Listed records >>
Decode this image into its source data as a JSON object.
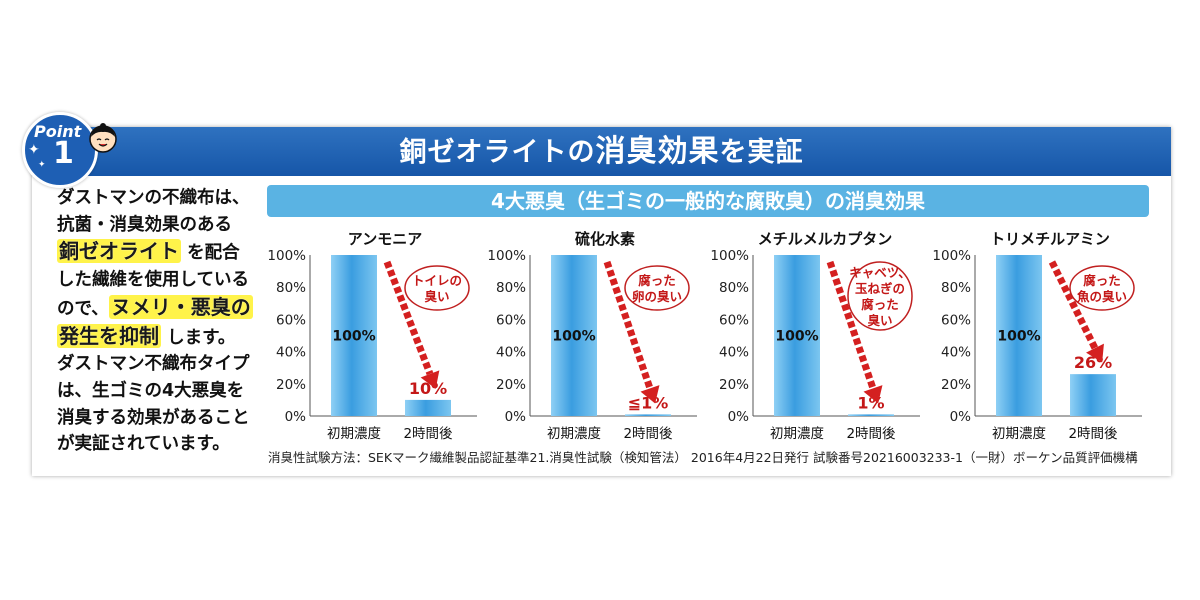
{
  "colors": {
    "banner": "#1e5fb4",
    "subtitle_bar": "#5ab3e3",
    "bar_blue": "#3a9de0",
    "arrow_red": "#d42020",
    "highlight": "#fff34a"
  },
  "point": {
    "label": "Point",
    "number": "1"
  },
  "banner": {
    "title_part1": "銅ゼオライトの",
    "title_part2": "消臭効果",
    "title_part3": "を実証"
  },
  "left_text": {
    "line1": "ダストマンの不織布は、",
    "line2": "抗菌・消臭効果のある",
    "line3_highlight": "銅ゼオライト",
    "line3_rest": "を配合",
    "line4": "した繊維を使用している",
    "line5_start": "ので、",
    "line5_highlight": "ヌメリ・悪臭の",
    "line6_highlight": "発生を抑制",
    "line6_rest": "します。",
    "line7": "ダストマン不織布タイプ",
    "line8": "は、生ゴミの4大悪臭を",
    "line9": "消臭する効果があること",
    "line10": "が実証されています。"
  },
  "subtitle": "4大悪臭（生ゴミの一般的な腐敗臭）の消臭効果",
  "chart_data": [
    {
      "type": "bar",
      "title": "アンモニア",
      "categories": [
        "初期濃度",
        "2時間後"
      ],
      "values": [
        100,
        10
      ],
      "value_labels": [
        "100%",
        "10%"
      ],
      "ylim": [
        0,
        100
      ],
      "yticks": [
        "0%",
        "20%",
        "40%",
        "60%",
        "80%",
        "100%"
      ],
      "annotation": [
        "トイレの",
        "臭い"
      ]
    },
    {
      "type": "bar",
      "title": "硫化水素",
      "categories": [
        "初期濃度",
        "2時間後"
      ],
      "values": [
        100,
        1
      ],
      "value_labels": [
        "100%",
        "≦1%"
      ],
      "ylim": [
        0,
        100
      ],
      "yticks": [
        "0%",
        "20%",
        "40%",
        "60%",
        "80%",
        "100%"
      ],
      "annotation": [
        "腐った",
        "卵の臭い"
      ]
    },
    {
      "type": "bar",
      "title": "メチルメルカプタン",
      "categories": [
        "初期濃度",
        "2時間後"
      ],
      "values": [
        100,
        1
      ],
      "value_labels": [
        "100%",
        "1%"
      ],
      "ylim": [
        0,
        100
      ],
      "yticks": [
        "0%",
        "20%",
        "40%",
        "60%",
        "80%",
        "100%"
      ],
      "annotation": [
        "キャベツ、",
        "玉ねぎの",
        "腐った",
        "臭い"
      ]
    },
    {
      "type": "bar",
      "title": "トリメチルアミン",
      "categories": [
        "初期濃度",
        "2時間後"
      ],
      "values": [
        100,
        26
      ],
      "value_labels": [
        "100%",
        "26%"
      ],
      "ylim": [
        0,
        100
      ],
      "yticks": [
        "0%",
        "20%",
        "40%",
        "60%",
        "80%",
        "100%"
      ],
      "annotation": [
        "腐った",
        "魚の臭い"
      ]
    }
  ],
  "footnote": "消臭性試験方法：SEKマーク繊維製品認証基準21.消臭性試験（検知管法）  2016年4月22日発行  試験番号20216003233-1（一財）ボーケン品質評価機構"
}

What the exercise asks >>
Every line above should be returned word for word, with the pictures left behind.

Task answer >>
Decode this image into its source data as a JSON object.
{
  "colors": {
    "banner": "#1e5fb4",
    "subtitle_bar": "#5ab3e3",
    "bar_blue": "#3a9de0",
    "arrow_red": "#d42020",
    "highlight": "#fff34a"
  },
  "point": {
    "label": "Point",
    "number": "1"
  },
  "banner": {
    "title_part1": "銅ゼオライトの",
    "title_part2": "消臭効果",
    "title_part3": "を実証"
  },
  "left_text": {
    "line1": "ダストマンの不織布は、",
    "line2": "抗菌・消臭効果のある",
    "line3_highlight": "銅ゼオライト",
    "line3_rest": "を配合",
    "line4": "した繊維を使用している",
    "line5_start": "ので、",
    "line5_highlight": "ヌメリ・悪臭の",
    "line6_highlight": "発生を抑制",
    "line6_rest": "します。",
    "line7": "ダストマン不織布タイプ",
    "line8": "は、生ゴミの4大悪臭を",
    "line9": "消臭する効果があること",
    "line10": "が実証されています。"
  },
  "subtitle": "4大悪臭（生ゴミの一般的な腐敗臭）の消臭効果",
  "chart_data": [
    {
      "type": "bar",
      "title": "アンモニア",
      "categories": [
        "初期濃度",
        "2時間後"
      ],
      "values": [
        100,
        10
      ],
      "value_labels": [
        "100%",
        "10%"
      ],
      "ylim": [
        0,
        100
      ],
      "yticks": [
        "0%",
        "20%",
        "40%",
        "60%",
        "80%",
        "100%"
      ],
      "annotation": [
        "トイレの",
        "臭い"
      ]
    },
    {
      "type": "bar",
      "title": "硫化水素",
      "categories": [
        "初期濃度",
        "2時間後"
      ],
      "values": [
        100,
        1
      ],
      "value_labels": [
        "100%",
        "≦1%"
      ],
      "ylim": [
        0,
        100
      ],
      "yticks": [
        "0%",
        "20%",
        "40%",
        "60%",
        "80%",
        "100%"
      ],
      "annotation": [
        "腐った",
        "卵の臭い"
      ]
    },
    {
      "type": "bar",
      "title": "メチルメルカプタン",
      "categories": [
        "初期濃度",
        "2時間後"
      ],
      "values": [
        100,
        1
      ],
      "value_labels": [
        "100%",
        "1%"
      ],
      "ylim": [
        0,
        100
      ],
      "yticks": [
        "0%",
        "20%",
        "40%",
        "60%",
        "80%",
        "100%"
      ],
      "annotation": [
        "キャベツ、",
        "玉ねぎの",
        "腐った",
        "臭い"
      ]
    },
    {
      "type": "bar",
      "title": "トリメチルアミン",
      "categories": [
        "初期濃度",
        "2時間後"
      ],
      "values": [
        100,
        26
      ],
      "value_labels": [
        "100%",
        "26%"
      ],
      "ylim": [
        0,
        100
      ],
      "yticks": [
        "0%",
        "20%",
        "40%",
        "60%",
        "80%",
        "100%"
      ],
      "annotation": [
        "腐った",
        "魚の臭い"
      ]
    }
  ],
  "footnote": "消臭性試験方法：SEKマーク繊維製品認証基準21.消臭性試験（検知管法）  2016年4月22日発行  試験番号20216003233-1（一財）ボーケン品質評価機構"
}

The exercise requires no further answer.